START Dataset rows
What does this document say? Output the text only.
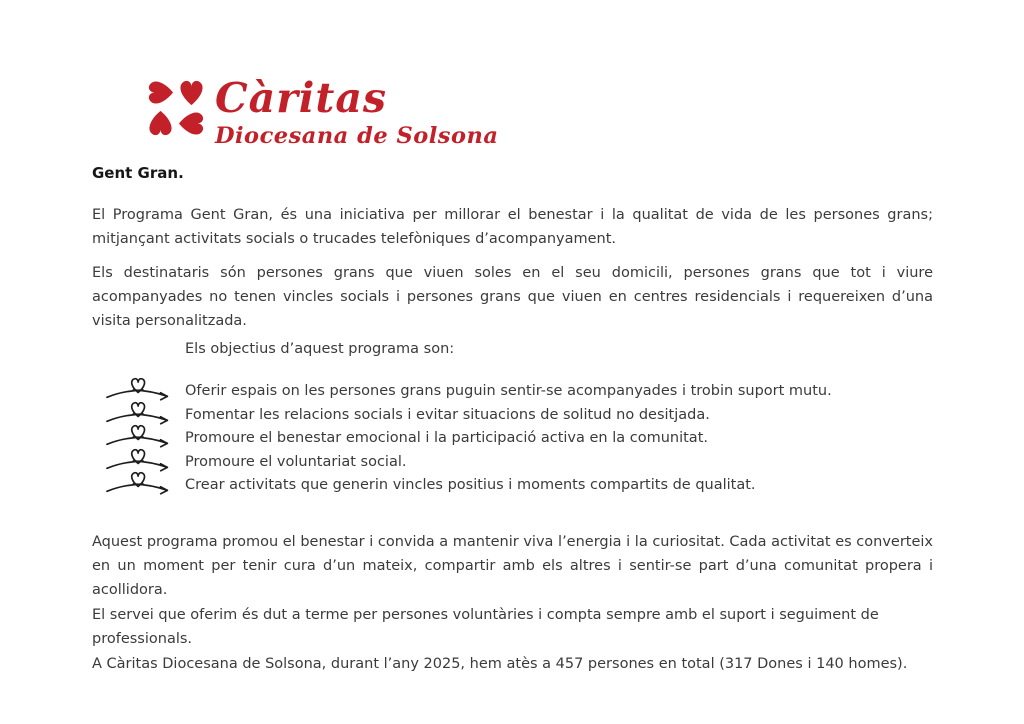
Càritas
Diocesana de Solsona
Gent Gran.
El Programa Gent Gran, és una iniciativa per millorar el benestar i la qualitat de vida de les persones grans; mitjançant activitats socials o trucades telefòniques d’acompanyament.
Els destinataris són persones grans que viuen soles en el seu domicili, persones grans que tot i viure acompanyades no tenen vincles socials i persones grans que viuen en centres residencials i requereixen d’una visita personalitzada.
Els objectius d’aquest programa son:
Oferir espais on les persones grans puguin sentir-se acompanyades i trobin suport mutu.
Fomentar les relacions socials i evitar situacions de solitud no desitjada.
Promoure el benestar emocional i la participació activa en la comunitat.
Promoure el voluntariat social.
Crear activitats que generin vincles positius i moments compartits de qualitat.
Aquest programa promou el benestar i convida a mantenir viva l’energia i la curiositat. Cada activitat es converteix en un moment per tenir cura d’un mateix, compartir amb els altres i sentir-se part d’una comunitat propera i acollidora.
El servei que oferim és dut a terme per persones voluntàries i compta sempre amb el suport i seguiment de professionals.
A Càritas Diocesana de Solsona, durant l’any 2025, hem atès a 457 persones en total (317 Dones i 140 homes).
END Dataset rows
■ What you will do
From the entries, report each line that includes the word "acompanyades".

■ Finished task
Els destinataris són persones grans que viuen soles en el seu domicili, persones grans que tot i viure acompanyades no tenen vincles socials i persones grans que viuen en centres residencials i requereixen d’una visita personalitzada.
Oferir espais on les persones grans puguin sentir-se acompanyades i trobin suport mutu.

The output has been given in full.